-- SOURCE TEXT start --
The importance of an FGC is that it brings together several representatives of the community to which a young person relates so as to provide a negotiated, community response. The task in respect to adults is, I suggest, exactly the same. The object is to get the relevant community to take responsibility for helping the offender to address the wrong he has done, repair the damage, and to affirm him in any remedial steps for the future. In the process the victim needs are addressed, and the offender can be restored to a place of respect in the community.

Since first raising the possibility of a CGC process for adults I have heard of at least two such conferences successfully arranged on a voluntary basis, in each case with very positive results for both victim and offender. And such statistics as there are from the youth court suggest that the number of cases in court (11) and the proportion of those where the court would be required to impose sentence would both be likely to drop substantially under a system of CGCs for adults. The proportion of custodial sentences is also likely to drop sharply, if the youth court experience (12) is relevant. Where an FGC has recommended something other than prison, the knowledge that the victim has agreed to that plan has a palpable effect on the judge. Gone is the assumption that the state represents the victim in seeking a punitive sanction.
-- SOURCE TEXT end --
■ **WRITTEN INSTRUCTION 1**
List the three things the conferencing passage says the relevant community should take responsibility for helping the offender do.
■ **WRITTEN INSTRUCTION 2**
According to the conferencing passage, how many adult conferences has the writer heard of being arranged on a voluntary basis since first raising the idea?
■ **WRITTEN INSTRUCTION 3**
Carry the conferencing passage on from its final sentence, in the same argumentative voice.
-- DATASET ROWS start --
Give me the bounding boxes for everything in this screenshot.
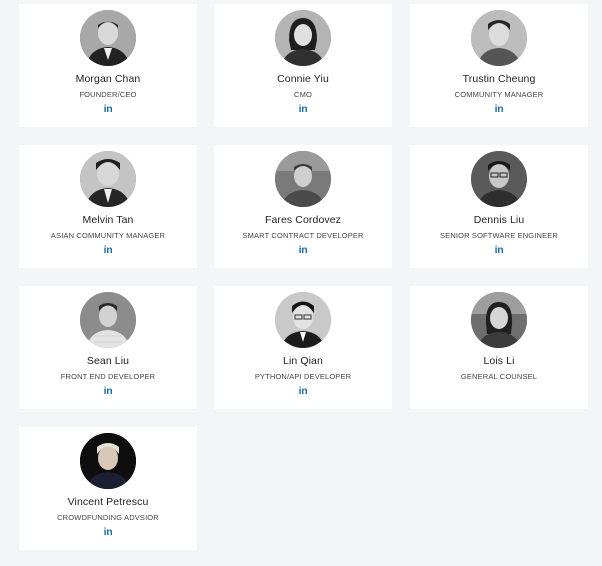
member-name: Vincent Petrescu	[67, 496, 149, 508]
linkedin-label: in	[103, 103, 113, 115]
portrait-icon	[471, 292, 527, 348]
team-member-card: Fares Cordovez SMART CONTRACT DEVELOPER …	[214, 145, 392, 268]
portrait-icon	[275, 10, 331, 66]
team-member-card: Sean Liu FRONT END DEVELOPER in	[19, 286, 197, 409]
linkedin-label: in	[298, 244, 308, 256]
linkedin-icon[interactable]: in	[214, 243, 392, 257]
linkedin-icon[interactable]: in	[410, 102, 588, 116]
member-title: SMART CONTRACT DEVELOPER	[242, 231, 364, 240]
portrait-icon	[275, 292, 331, 348]
member-photo	[275, 151, 331, 207]
portrait-icon	[471, 10, 527, 66]
member-title: PYTHON/API DEVELOPER	[254, 372, 352, 381]
linkedin-icon[interactable]: in	[214, 102, 392, 116]
member-title: CROWDFUNDING ADVSIOR	[57, 513, 159, 522]
member-title: ASIAN COMMUNITY MANAGER	[50, 231, 166, 240]
member-photo	[471, 10, 527, 66]
portrait-icon	[80, 151, 136, 207]
linkedin-label: in	[103, 385, 113, 397]
team-member-card: Vincent Petrescu CROWDFUNDING ADVSIOR in	[19, 427, 197, 550]
member-name: Lin Qian	[283, 355, 323, 367]
member-name: Dennis Liu	[473, 214, 525, 226]
team-member-card: Connie Yiu CMO in	[214, 4, 392, 127]
member-title: SENIOR SOFTWARE ENGINEER	[440, 231, 558, 240]
member-name: Fares Cordovez	[264, 214, 342, 226]
linkedin-label: in	[103, 526, 113, 538]
member-name: Morgan Chan	[75, 73, 141, 85]
member-title: FRONT END DEVELOPER	[60, 372, 156, 381]
linkedin-label: in	[298, 385, 308, 397]
member-title: FOUNDER/CEO	[79, 90, 137, 99]
linkedin-label: in	[494, 244, 504, 256]
portrait-icon	[471, 151, 527, 207]
portrait-icon	[80, 433, 136, 489]
linkedin-icon[interactable]: in	[214, 384, 392, 398]
team-member-card: Morgan Chan FOUNDER/CEO in	[19, 4, 197, 127]
team-member-card: Lois Li GENERAL COUNSEL	[410, 286, 588, 409]
linkedin-icon[interactable]: in	[410, 243, 588, 257]
linkedin-icon[interactable]: in	[19, 384, 197, 398]
member-title: COMMUNITY MANAGER	[454, 90, 544, 99]
team-member-card: Trustin Cheung COMMUNITY MANAGER in	[410, 4, 588, 127]
member-name: Connie Yiu	[277, 73, 329, 85]
member-name: Melvin Tan	[82, 214, 134, 226]
portrait-icon	[80, 292, 136, 348]
linkedin-label: in	[298, 103, 308, 115]
linkedin-icon[interactable]: in	[19, 243, 197, 257]
member-photo	[275, 10, 331, 66]
member-photo	[80, 433, 136, 489]
member-name: Trustin Cheung	[462, 73, 536, 85]
linkedin-label: in	[494, 103, 504, 115]
linkedin-label: in	[103, 244, 113, 256]
team-member-card: Lin Qian PYTHON/API DEVELOPER in	[214, 286, 392, 409]
member-photo	[80, 10, 136, 66]
portrait-icon	[275, 151, 331, 207]
team-member-card: Dennis Liu SENIOR SOFTWARE ENGINEER in	[410, 145, 588, 268]
linkedin-icon[interactable]: in	[19, 525, 197, 539]
member-title: CMO	[294, 90, 312, 99]
member-photo	[80, 151, 136, 207]
linkedin-icon[interactable]: in	[19, 102, 197, 116]
portrait-icon	[80, 10, 136, 66]
member-photo	[471, 151, 527, 207]
member-photo	[80, 292, 136, 348]
team-member-card: Melvin Tan ASIAN COMMUNITY MANAGER in	[19, 145, 197, 268]
member-photo	[471, 292, 527, 348]
team-grid: Morgan Chan FOUNDER/CEO in Connie Yiu CM…	[0, 0, 602, 566]
member-title: GENERAL COUNSEL	[460, 372, 538, 381]
member-name: Sean Liu	[86, 355, 130, 367]
member-photo	[275, 292, 331, 348]
member-name: Lois Li	[483, 355, 515, 367]
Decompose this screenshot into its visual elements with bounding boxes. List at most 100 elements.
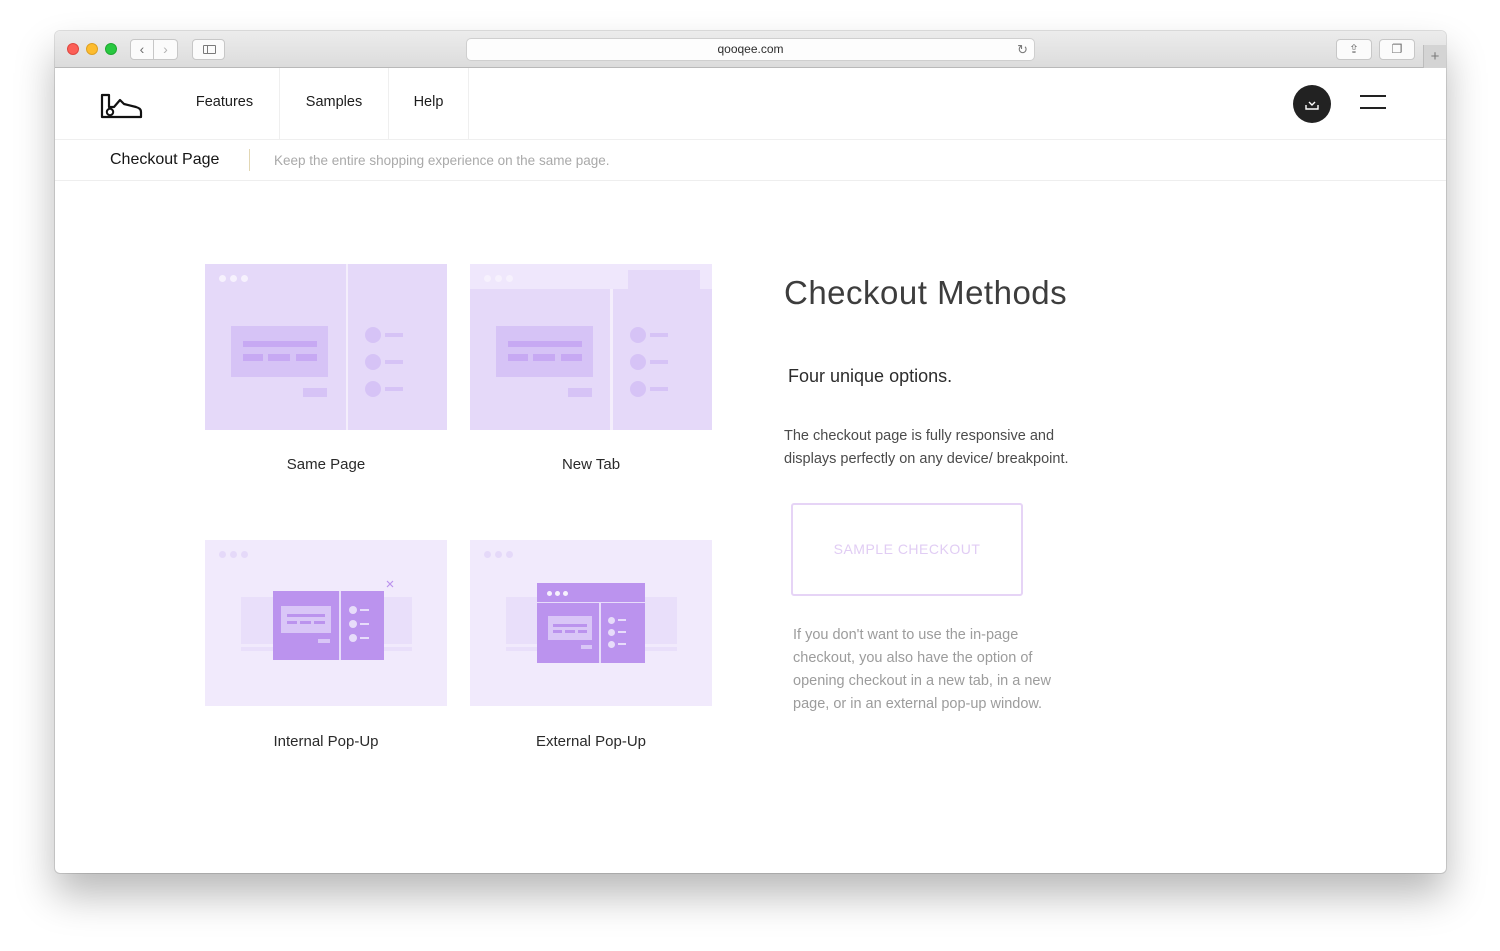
share-button[interactable]: ⇪ (1336, 39, 1372, 60)
window-dot (484, 551, 491, 558)
inbox-download-icon (1305, 101, 1319, 110)
bullet-shape (365, 327, 381, 343)
zoom-window-button[interactable] (105, 43, 117, 55)
window-dot (563, 591, 568, 596)
text-line-shape (314, 621, 325, 624)
sidebar-icon (203, 45, 216, 54)
section-note: If you don't want to use the in-page che… (793, 627, 1051, 712)
subheader-divider (249, 149, 250, 171)
window-dot (230, 551, 237, 558)
window-dot (506, 551, 513, 558)
nav-features[interactable]: Features (170, 68, 280, 139)
text-line-shape (385, 387, 403, 391)
bullet-shape (365, 354, 381, 370)
button-shape (318, 639, 330, 643)
text-line-shape (650, 387, 668, 391)
new-tab-button[interactable]: + (1423, 45, 1446, 68)
window-dot (484, 275, 491, 282)
text-line-shape (243, 341, 317, 347)
bullet-shape (349, 634, 357, 642)
method-label: External Pop-Up (535, 733, 647, 750)
new-tab-shape (628, 270, 700, 289)
text-line-shape (268, 354, 290, 361)
method-tile-new-tab[interactable] (470, 264, 712, 430)
url-text: qooqee.com (717, 42, 784, 56)
text-line-shape (287, 621, 297, 624)
button-shape (303, 388, 327, 397)
window-dot (495, 551, 502, 558)
browser-window: ‹ › qooqee.com ↻ ⇪ ❐ + Features Samples … (55, 31, 1446, 873)
browser-toolbar: ‹ › qooqee.com ↻ ⇪ ❐ + (55, 31, 1446, 68)
page-subheader: Checkout Page Keep the entire shopping e… (55, 140, 1446, 181)
text-line-shape (360, 637, 369, 639)
nav-help[interactable]: Help (389, 68, 469, 139)
cart-button[interactable] (1293, 85, 1331, 123)
show-tabs-button[interactable]: ❐ (1379, 39, 1415, 60)
bullet-shape (608, 629, 615, 636)
text-line-shape (508, 341, 582, 347)
site-header: Features Samples Help (55, 68, 1446, 140)
text-line-shape (618, 643, 626, 645)
text-line-shape (385, 360, 403, 364)
minimize-window-button[interactable] (86, 43, 98, 55)
bullet-shape (349, 620, 357, 628)
sidebar-toggle-button[interactable] (192, 39, 225, 60)
window-dot (495, 275, 502, 282)
hamburger-icon[interactable] (1360, 95, 1386, 111)
text-line-shape (385, 333, 403, 337)
section-heading: Checkout Methods (784, 274, 1068, 311)
sneaker-icon[interactable] (100, 93, 143, 121)
bullet-shape (349, 606, 357, 614)
window-dot (219, 551, 226, 558)
reload-icon[interactable]: ↻ (1017, 39, 1028, 60)
popup-titlebar-divider (537, 602, 645, 603)
back-button[interactable]: ‹ (130, 39, 154, 60)
method-label: Same Page (286, 456, 366, 473)
method-tile-external-popup[interactable] (470, 540, 712, 706)
text-line-shape (360, 609, 369, 611)
close-window-button[interactable] (67, 43, 79, 55)
text-line-shape (243, 354, 263, 361)
forward-button[interactable]: › (154, 39, 178, 60)
address-bar[interactable]: qooqee.com ↻ (466, 38, 1035, 61)
section-description: The checkout page is fully responsive an… (784, 428, 1069, 467)
text-line-shape (618, 619, 626, 621)
text-line-shape (618, 631, 626, 633)
section-subheading: Four unique options. (788, 366, 953, 386)
nav-samples[interactable]: Samples (280, 68, 389, 139)
text-line-shape (650, 333, 668, 337)
button-shape (568, 388, 592, 397)
text-line-shape (360, 623, 369, 625)
method-tile-internal-popup[interactable] (205, 540, 447, 706)
window-dot (230, 275, 237, 282)
window-dot (241, 275, 248, 282)
bullet-shape (630, 327, 646, 343)
text-line-shape (561, 354, 582, 361)
method-label: New Tab (561, 456, 621, 473)
text-line-shape (553, 624, 587, 627)
text-line-shape (565, 630, 575, 633)
bullet-shape (630, 381, 646, 397)
split-divider (610, 289, 613, 430)
product-card-shape (281, 606, 331, 633)
page-title: Checkout Page (110, 151, 220, 168)
sample-checkout-button[interactable]: SAMPLE CHECKOUT (791, 503, 1023, 596)
window-dot (555, 591, 560, 596)
bullet-shape (630, 354, 646, 370)
text-line-shape (650, 360, 668, 364)
button-shape (581, 645, 592, 649)
product-card-shape (548, 616, 592, 640)
page-tagline: Keep the entire shopping experience on t… (274, 153, 610, 168)
bullet-shape (365, 381, 381, 397)
text-line-shape (553, 630, 562, 633)
method-label: Internal Pop-Up (273, 733, 379, 750)
window-dot (506, 275, 513, 282)
window-dot (547, 591, 552, 596)
split-divider (339, 591, 341, 660)
split-divider (599, 603, 601, 663)
text-line-shape (508, 354, 528, 361)
text-line-shape (300, 621, 311, 624)
split-divider (346, 264, 348, 430)
text-line-shape (296, 354, 317, 361)
method-tile-same-page[interactable] (205, 264, 447, 430)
-- DATASET ROWS end --
■ **RESPONSE 1**
- Address the wrong he has done
- Repair the damage
- Affirm him in any remedial steps for the future

■ **RESPONSE 2**
At least two.

■ **RESPONSE 3**
New responsibilities

In the New Zealand family court there has long been an obligation on lawyers to promote reconciliation. In various civil jurisdictions there is starting to appear an obligation to consider alternative dispute resolution procedures. Why could not a new Criminal Justice Act impose a responsibility on lawyers to encourage offenders towards reconciliation with victims, and to start that process by admitting their responsibility (if any) for the harm done? This has little appeal under the present system, but as a part of a new deal for victims and offenders it would be a different proposition. When the consequences of admitting guilt are rejection and isolation, and imprisonment holds out only the prospect of degradation and destruction of self-respect, there is little reason to plead guilty. But if that is changed into a positive, growing and healing experience, if the consequences are intended to promote reconciliation, there is an incentive to accept responsibility.

Howard Zehr criticises the adversary system for encouraging denials of responsibility:

"Even if he is legally guilty, his attorney will likely tell him to plead 'not guilty' at some stage. In legal terms, 'not guilty' is the way one says 'I want a trial' or 'I need more time'. All of this tends to obscure the experiential and moral reality of guilt and innocence." (14)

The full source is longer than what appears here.